(Data items)
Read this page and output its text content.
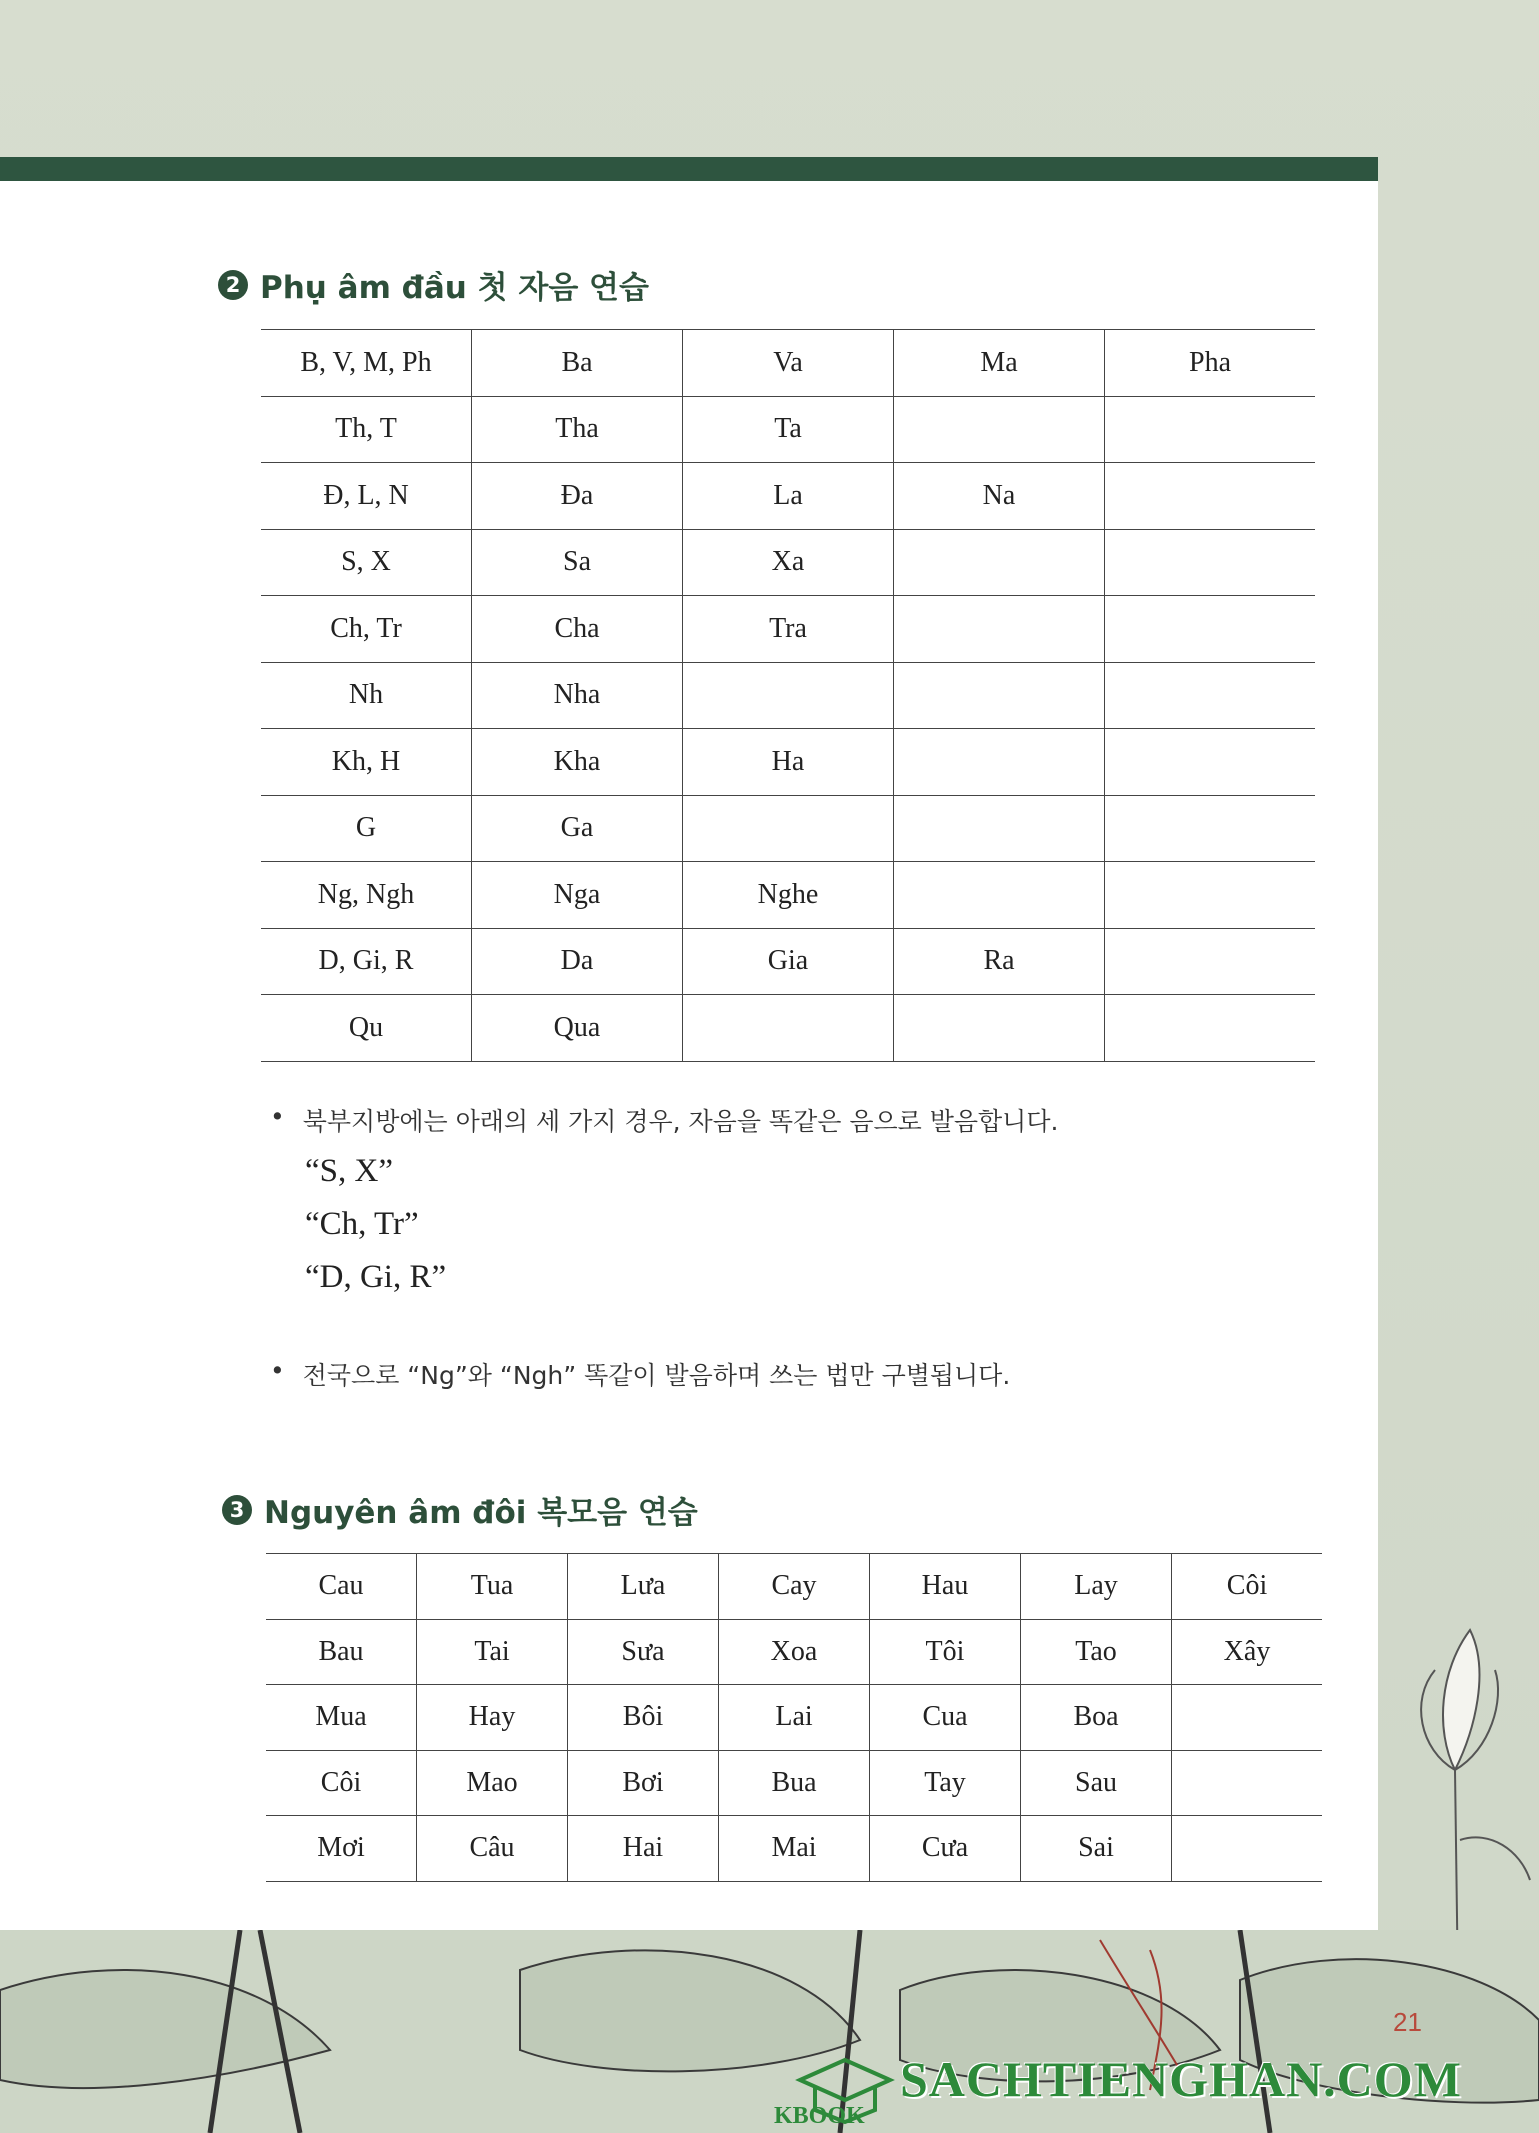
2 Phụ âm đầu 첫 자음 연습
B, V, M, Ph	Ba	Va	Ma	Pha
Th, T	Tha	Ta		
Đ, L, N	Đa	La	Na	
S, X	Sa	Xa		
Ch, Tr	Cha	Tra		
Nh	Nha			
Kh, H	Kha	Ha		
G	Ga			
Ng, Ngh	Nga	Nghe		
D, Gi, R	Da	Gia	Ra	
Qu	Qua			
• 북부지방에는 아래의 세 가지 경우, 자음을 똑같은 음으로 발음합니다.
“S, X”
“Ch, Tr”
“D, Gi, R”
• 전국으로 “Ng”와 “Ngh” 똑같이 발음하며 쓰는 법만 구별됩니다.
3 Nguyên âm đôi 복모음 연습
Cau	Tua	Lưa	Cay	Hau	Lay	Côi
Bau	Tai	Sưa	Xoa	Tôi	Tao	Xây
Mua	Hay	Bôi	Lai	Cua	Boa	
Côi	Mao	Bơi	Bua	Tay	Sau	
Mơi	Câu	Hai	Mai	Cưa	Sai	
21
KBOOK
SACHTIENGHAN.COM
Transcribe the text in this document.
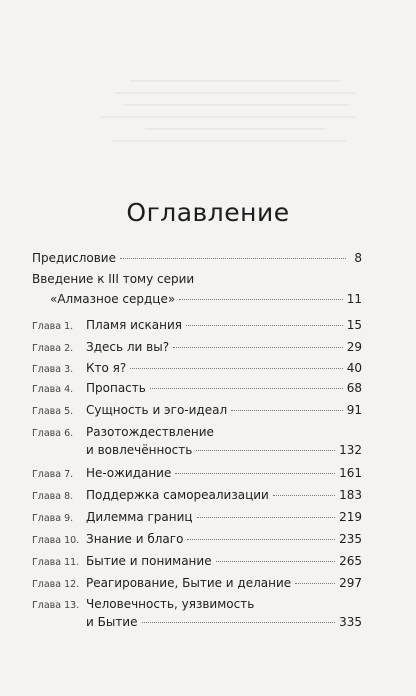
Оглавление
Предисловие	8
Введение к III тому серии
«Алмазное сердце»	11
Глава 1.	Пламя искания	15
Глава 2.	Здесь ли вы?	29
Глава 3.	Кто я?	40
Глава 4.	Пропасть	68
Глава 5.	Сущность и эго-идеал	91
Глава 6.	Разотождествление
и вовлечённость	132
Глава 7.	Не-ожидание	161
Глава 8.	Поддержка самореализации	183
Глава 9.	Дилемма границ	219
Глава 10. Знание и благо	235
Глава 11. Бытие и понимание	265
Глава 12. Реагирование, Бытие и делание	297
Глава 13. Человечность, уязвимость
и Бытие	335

* AIM OF THE TASK *
Nothing but the lines from the one holding "Transcribe the text in this document." through the last line of the entries should be written out, exactly and inclusively, minus the pictures.

* TASK OUTPUT *
Transcribe the text in this document.
Оглавление
Предисловие	8
Введение к III тому серии
«Алмазное сердце»	11
Глава 1.	Пламя искания	15
Глава 2.	Здесь ли вы?	29
Глава 3.	Кто я?	40
Глава 4.	Пропасть	68
Глава 5.	Сущность и эго-идеал	91
Глава 6.	Разотождествление
и вовлечённость	132
Глава 7.	Не-ожидание	161
Глава 8.	Поддержка самореализации	183
Глава 9.	Дилемма границ	219
Глава 10. Знание и благо	235
Глава 11. Бытие и понимание	265
Глава 12. Реагирование, Бытие и делание	297
Глава 13. Человечность, уязвимость
и Бытие	335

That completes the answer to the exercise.